### Directions for this task
Below are some entries. Work out how many of their lines hold the word "الذي", and write that number alone.

------------------------------

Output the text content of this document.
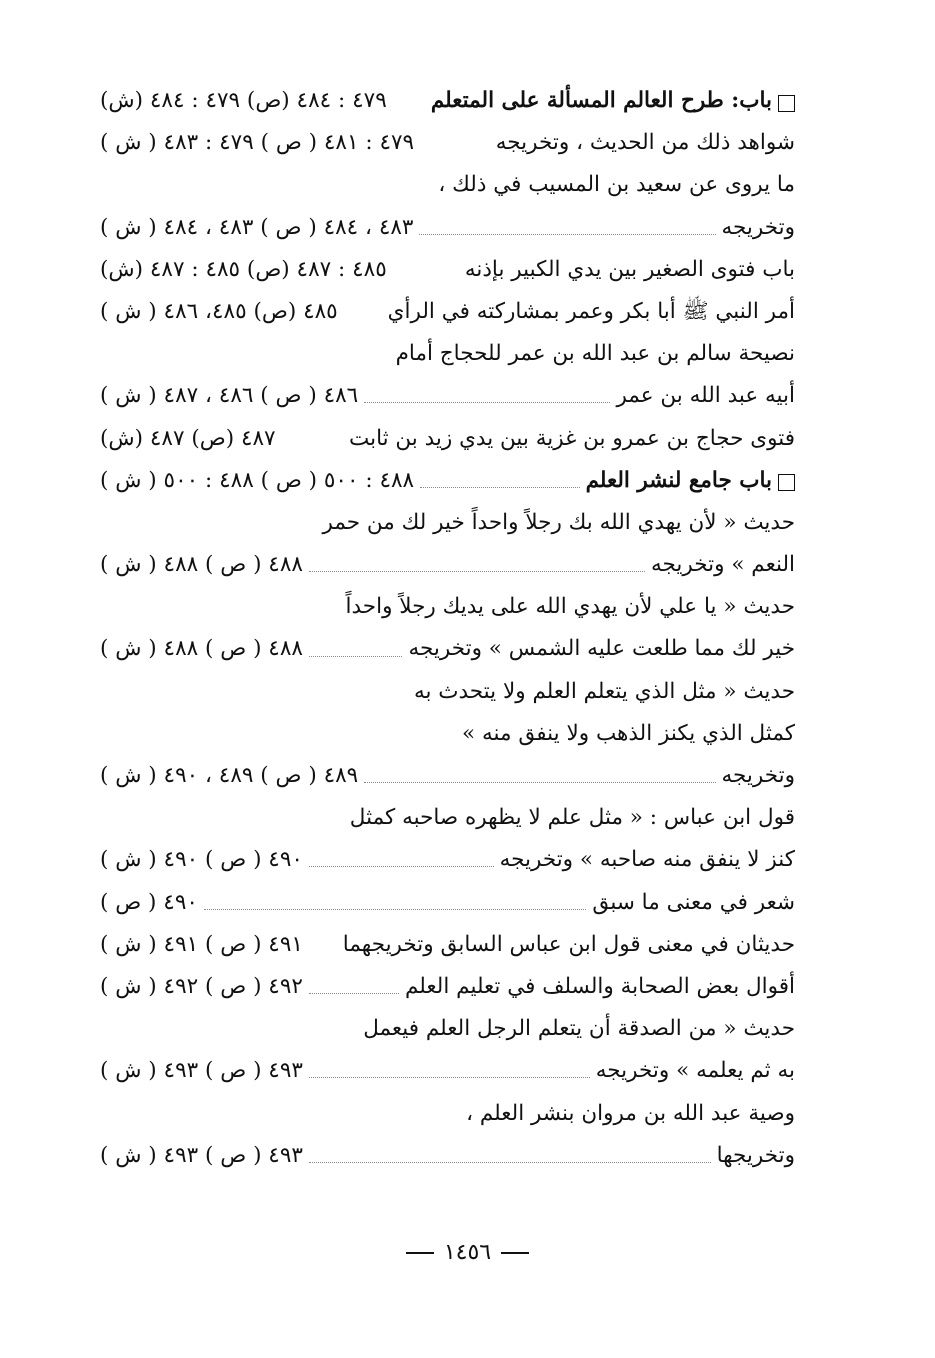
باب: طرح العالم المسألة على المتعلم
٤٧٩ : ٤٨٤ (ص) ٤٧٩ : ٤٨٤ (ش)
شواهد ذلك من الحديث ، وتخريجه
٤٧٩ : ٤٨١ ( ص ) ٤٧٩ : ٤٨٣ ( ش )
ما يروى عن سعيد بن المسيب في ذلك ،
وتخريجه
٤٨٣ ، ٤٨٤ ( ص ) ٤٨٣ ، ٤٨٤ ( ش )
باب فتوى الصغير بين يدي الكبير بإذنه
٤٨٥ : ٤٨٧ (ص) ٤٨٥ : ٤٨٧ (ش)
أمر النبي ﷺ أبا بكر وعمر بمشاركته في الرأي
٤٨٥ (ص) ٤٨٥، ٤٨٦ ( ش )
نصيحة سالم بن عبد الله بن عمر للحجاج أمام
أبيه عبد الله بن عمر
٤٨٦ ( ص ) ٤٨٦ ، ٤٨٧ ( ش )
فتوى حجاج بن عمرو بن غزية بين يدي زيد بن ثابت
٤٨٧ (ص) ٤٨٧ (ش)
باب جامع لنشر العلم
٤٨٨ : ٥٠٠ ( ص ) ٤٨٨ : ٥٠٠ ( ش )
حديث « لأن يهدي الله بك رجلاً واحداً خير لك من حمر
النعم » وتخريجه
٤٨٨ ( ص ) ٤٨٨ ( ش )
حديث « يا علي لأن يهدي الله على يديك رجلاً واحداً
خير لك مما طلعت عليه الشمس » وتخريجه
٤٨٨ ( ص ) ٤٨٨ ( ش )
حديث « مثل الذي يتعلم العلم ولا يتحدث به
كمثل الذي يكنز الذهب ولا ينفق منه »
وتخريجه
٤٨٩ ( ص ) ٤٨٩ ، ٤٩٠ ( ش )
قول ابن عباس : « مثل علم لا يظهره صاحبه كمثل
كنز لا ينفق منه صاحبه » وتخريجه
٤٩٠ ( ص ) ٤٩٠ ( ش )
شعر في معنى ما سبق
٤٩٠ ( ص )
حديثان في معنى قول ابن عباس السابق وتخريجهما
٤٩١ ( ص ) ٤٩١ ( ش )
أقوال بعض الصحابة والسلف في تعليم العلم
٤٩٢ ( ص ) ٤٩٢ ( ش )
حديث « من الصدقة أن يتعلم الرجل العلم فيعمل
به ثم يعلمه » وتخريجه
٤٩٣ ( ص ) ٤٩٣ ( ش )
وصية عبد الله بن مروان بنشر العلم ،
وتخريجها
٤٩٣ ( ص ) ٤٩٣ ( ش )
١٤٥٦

------------------------------

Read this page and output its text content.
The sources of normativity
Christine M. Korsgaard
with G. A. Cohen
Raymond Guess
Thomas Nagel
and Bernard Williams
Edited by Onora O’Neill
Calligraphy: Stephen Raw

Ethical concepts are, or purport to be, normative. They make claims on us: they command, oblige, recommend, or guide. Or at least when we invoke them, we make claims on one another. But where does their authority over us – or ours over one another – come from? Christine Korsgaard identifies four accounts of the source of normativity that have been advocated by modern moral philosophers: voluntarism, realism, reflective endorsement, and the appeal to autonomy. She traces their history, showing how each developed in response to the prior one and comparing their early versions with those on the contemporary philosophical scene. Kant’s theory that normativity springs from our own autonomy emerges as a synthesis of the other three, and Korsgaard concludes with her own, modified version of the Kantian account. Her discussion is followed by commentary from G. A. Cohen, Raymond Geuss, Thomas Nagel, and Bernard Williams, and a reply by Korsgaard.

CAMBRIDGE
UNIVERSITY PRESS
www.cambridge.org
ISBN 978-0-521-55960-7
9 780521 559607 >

------------------------------

### Task answer
2